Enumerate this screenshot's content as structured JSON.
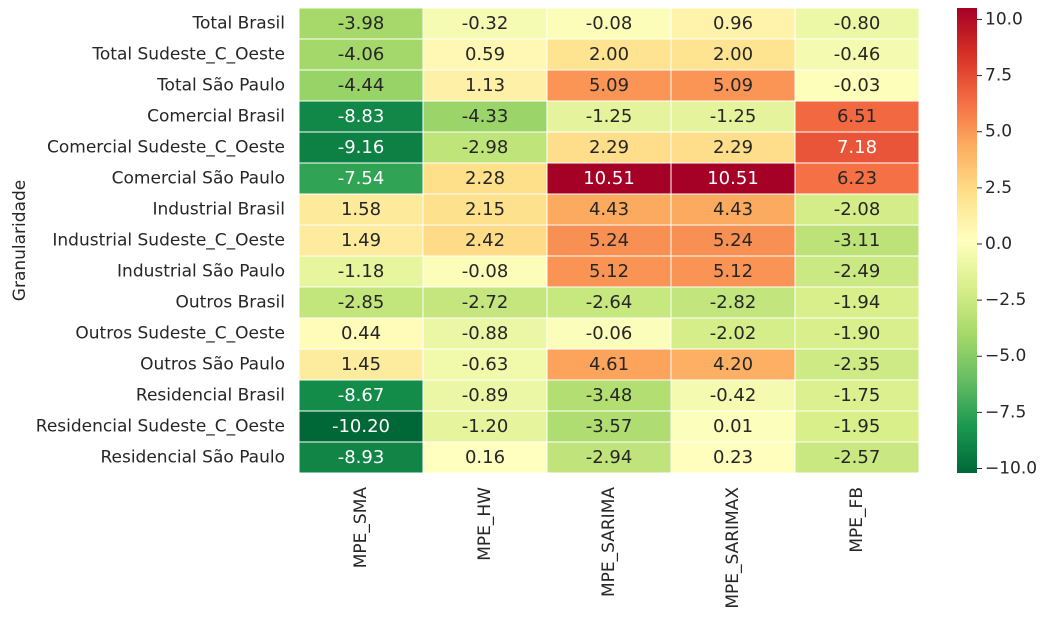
{
  "chart_data": {
    "type": "heatmap",
    "title": "",
    "xlabel": "",
    "ylabel": "Granularidade",
    "rows": [
      "Total Brasil",
      "Total Sudeste_C_Oeste",
      "Total São Paulo",
      "Comercial Brasil",
      "Comercial Sudeste_C_Oeste",
      "Comercial São Paulo",
      "Industrial Brasil",
      "Industrial Sudeste_C_Oeste",
      "Industrial São Paulo",
      "Outros Brasil",
      "Outros Sudeste_C_Oeste",
      "Outros São Paulo",
      "Residencial Brasil",
      "Residencial Sudeste_C_Oeste",
      "Residencial São Paulo"
    ],
    "columns": [
      "MPE_SMA",
      "MPE_HW",
      "MPE_SARIMA",
      "MPE_SARIMAX",
      "MPE_FB"
    ],
    "values": [
      [
        -3.98,
        -0.32,
        -0.08,
        0.96,
        -0.8
      ],
      [
        -4.06,
        0.59,
        2.0,
        2.0,
        -0.46
      ],
      [
        -4.44,
        1.13,
        5.09,
        5.09,
        -0.03
      ],
      [
        -8.83,
        -4.33,
        -1.25,
        -1.25,
        6.51
      ],
      [
        -9.16,
        -2.98,
        2.29,
        2.29,
        7.18
      ],
      [
        -7.54,
        2.28,
        10.51,
        10.51,
        6.23
      ],
      [
        1.58,
        2.15,
        4.43,
        4.43,
        -2.08
      ],
      [
        1.49,
        2.42,
        5.24,
        5.24,
        -3.11
      ],
      [
        -1.18,
        -0.08,
        5.12,
        5.12,
        -2.49
      ],
      [
        -2.85,
        -2.72,
        -2.64,
        -2.82,
        -1.94
      ],
      [
        0.44,
        -0.88,
        -0.06,
        -2.02,
        -1.9
      ],
      [
        1.45,
        -0.63,
        4.61,
        4.2,
        -2.35
      ],
      [
        -8.67,
        -0.89,
        -3.48,
        -0.42,
        -1.75
      ],
      [
        -10.2,
        -1.2,
        -3.57,
        0.01,
        -1.95
      ],
      [
        -8.93,
        0.16,
        -2.94,
        0.23,
        -2.57
      ]
    ],
    "colormap": "RdYlGn_r",
    "vmin": -10.2,
    "vmax": 10.51,
    "colorbar": {
      "ticks": [
        10.0,
        7.5,
        5.0,
        2.5,
        0.0,
        -2.5,
        -5.0,
        -7.5,
        -10.0
      ],
      "tick_labels": [
        "10.0",
        "7.5",
        "5.0",
        "2.5",
        "0.0",
        "−2.5",
        "−5.0",
        "−7.5",
        "−10.0"
      ],
      "placement": "right"
    },
    "annotations": "cell values, 2 decimals",
    "grid": false
  }
}
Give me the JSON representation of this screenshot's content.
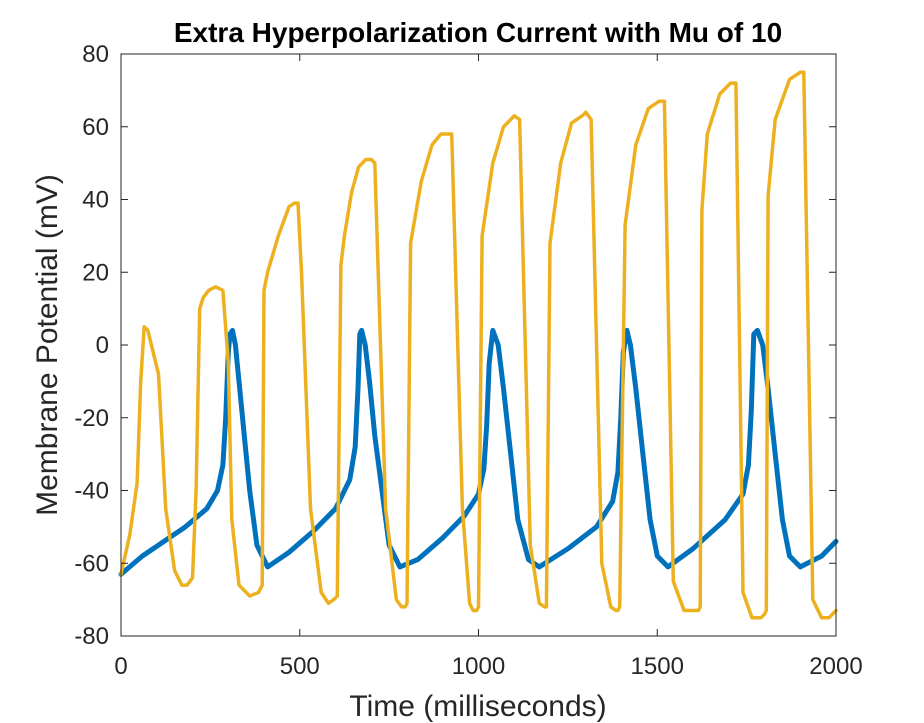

- EXERCISE PROMPT: Could you repeat all of the material exactly? Pictures should not be copied.

- IN RESPONSE:
Enumerate this screenshot's content as structured JSON.
{
  "chart_data": {
    "type": "heatmap",
    "title": "",
    "xlabel": "",
    "ylabel": "Granularidade",
    "rows": [
      "Total Brasil",
      "Total Sudeste_C_Oeste",
      "Total São Paulo",
      "Comercial Brasil",
      "Comercial Sudeste_C_Oeste",
      "Comercial São Paulo",
      "Industrial Brasil",
      "Industrial Sudeste_C_Oeste",
      "Industrial São Paulo",
      "Outros Brasil",
      "Outros Sudeste_C_Oeste",
      "Outros São Paulo",
      "Residencial Brasil",
      "Residencial Sudeste_C_Oeste",
      "Residencial São Paulo"
    ],
    "columns": [
      "MPE_SMA",
      "MPE_HW",
      "MPE_SARIMA",
      "MPE_SARIMAX",
      "MPE_FB"
    ],
    "values": [
      [
        -3.98,
        -0.32,
        -0.08,
        0.96,
        -0.8
      ],
      [
        -4.06,
        0.59,
        2.0,
        2.0,
        -0.46
      ],
      [
        -4.44,
        1.13,
        5.09,
        5.09,
        -0.03
      ],
      [
        -8.83,
        -4.33,
        -1.25,
        -1.25,
        6.51
      ],
      [
        -9.16,
        -2.98,
        2.29,
        2.29,
        7.18
      ],
      [
        -7.54,
        2.28,
        10.51,
        10.51,
        6.23
      ],
      [
        1.58,
        2.15,
        4.43,
        4.43,
        -2.08
      ],
      [
        1.49,
        2.42,
        5.24,
        5.24,
        -3.11
      ],
      [
        -1.18,
        -0.08,
        5.12,
        5.12,
        -2.49
      ],
      [
        -2.85,
        -2.72,
        -2.64,
        -2.82,
        -1.94
      ],
      [
        0.44,
        -0.88,
        -0.06,
        -2.02,
        -1.9
      ],
      [
        1.45,
        -0.63,
        4.61,
        4.2,
        -2.35
      ],
      [
        -8.67,
        -0.89,
        -3.48,
        -0.42,
        -1.75
      ],
      [
        -10.2,
        -1.2,
        -3.57,
        0.01,
        -1.95
      ],
      [
        -8.93,
        0.16,
        -2.94,
        0.23,
        -2.57
      ]
    ],
    "colormap": "RdYlGn_r",
    "vmin": -10.2,
    "vmax": 10.51,
    "colorbar": {
      "ticks": [
        10.0,
        7.5,
        5.0,
        2.5,
        0.0,
        -2.5,
        -5.0,
        -7.5,
        -10.0
      ],
      "tick_labels": [
        "10.0",
        "7.5",
        "5.0",
        "2.5",
        "0.0",
        "−2.5",
        "−5.0",
        "−7.5",
        "−10.0"
      ],
      "placement": "right"
    },
    "annotations": "cell values, 2 decimals",
    "grid": false
  }
}
Give me the JSON representation of this screenshot's content.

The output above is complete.